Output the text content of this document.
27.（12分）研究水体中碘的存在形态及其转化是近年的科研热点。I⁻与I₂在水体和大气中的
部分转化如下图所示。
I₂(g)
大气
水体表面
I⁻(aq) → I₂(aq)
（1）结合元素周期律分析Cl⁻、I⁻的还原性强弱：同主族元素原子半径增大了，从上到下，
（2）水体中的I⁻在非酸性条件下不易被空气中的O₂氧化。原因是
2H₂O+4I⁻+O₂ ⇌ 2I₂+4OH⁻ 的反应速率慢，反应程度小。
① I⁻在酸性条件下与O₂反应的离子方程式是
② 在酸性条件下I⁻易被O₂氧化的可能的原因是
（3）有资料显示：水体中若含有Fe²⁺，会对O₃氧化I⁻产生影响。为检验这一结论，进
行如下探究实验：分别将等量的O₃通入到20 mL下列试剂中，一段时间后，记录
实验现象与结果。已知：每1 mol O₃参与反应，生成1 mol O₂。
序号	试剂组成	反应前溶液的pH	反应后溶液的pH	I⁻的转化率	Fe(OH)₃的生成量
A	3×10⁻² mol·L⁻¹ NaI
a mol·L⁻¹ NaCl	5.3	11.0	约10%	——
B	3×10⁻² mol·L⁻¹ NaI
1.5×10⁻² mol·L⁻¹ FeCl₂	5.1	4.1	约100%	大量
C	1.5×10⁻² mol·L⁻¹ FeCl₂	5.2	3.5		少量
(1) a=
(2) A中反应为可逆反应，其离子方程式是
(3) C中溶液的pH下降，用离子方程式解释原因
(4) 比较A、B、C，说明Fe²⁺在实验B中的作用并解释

### Aim of the task
Return all of the entries exactly as they were supplied.

### Task result
Output the text content of this document.
27.（12分）研究水体中碘的存在形态及其转化是近年的科研热点。I⁻与I₂在水体和大气中的
部分转化如下图所示。
I₂(g)
大气
水体表面
I⁻(aq) → I₂(aq)
（1）结合元素周期律分析Cl⁻、I⁻的还原性强弱：同主族元素原子半径增大了，从上到下，
（2）水体中的I⁻在非酸性条件下不易被空气中的O₂氧化。原因是
2H₂O+4I⁻+O₂ ⇌ 2I₂+4OH⁻ 的反应速率慢，反应程度小。
① I⁻在酸性条件下与O₂反应的离子方程式是
② 在酸性条件下I⁻易被O₂氧化的可能的原因是
（3）有资料显示：水体中若含有Fe²⁺，会对O₃氧化I⁻产生影响。为检验这一结论，进
行如下探究实验：分别将等量的O₃通入到20 mL下列试剂中，一段时间后，记录
实验现象与结果。已知：每1 mol O₃参与反应，生成1 mol O₂。
序号	试剂组成	反应前溶液的pH	反应后溶液的pH	I⁻的转化率	Fe(OH)₃的生成量
A	3×10⁻² mol·L⁻¹ NaI
a mol·L⁻¹ NaCl	5.3	11.0	约10%	——
B	3×10⁻² mol·L⁻¹ NaI
1.5×10⁻² mol·L⁻¹ FeCl₂	5.1	4.1	约100%	大量
C	1.5×10⁻² mol·L⁻¹ FeCl₂	5.2	3.5		少量
(1) a=
(2) A中反应为可逆反应，其离子方程式是
(3) C中溶液的pH下降，用离子方程式解释原因
(4) 比较A、B、C，说明Fe²⁺在实验B中的作用并解释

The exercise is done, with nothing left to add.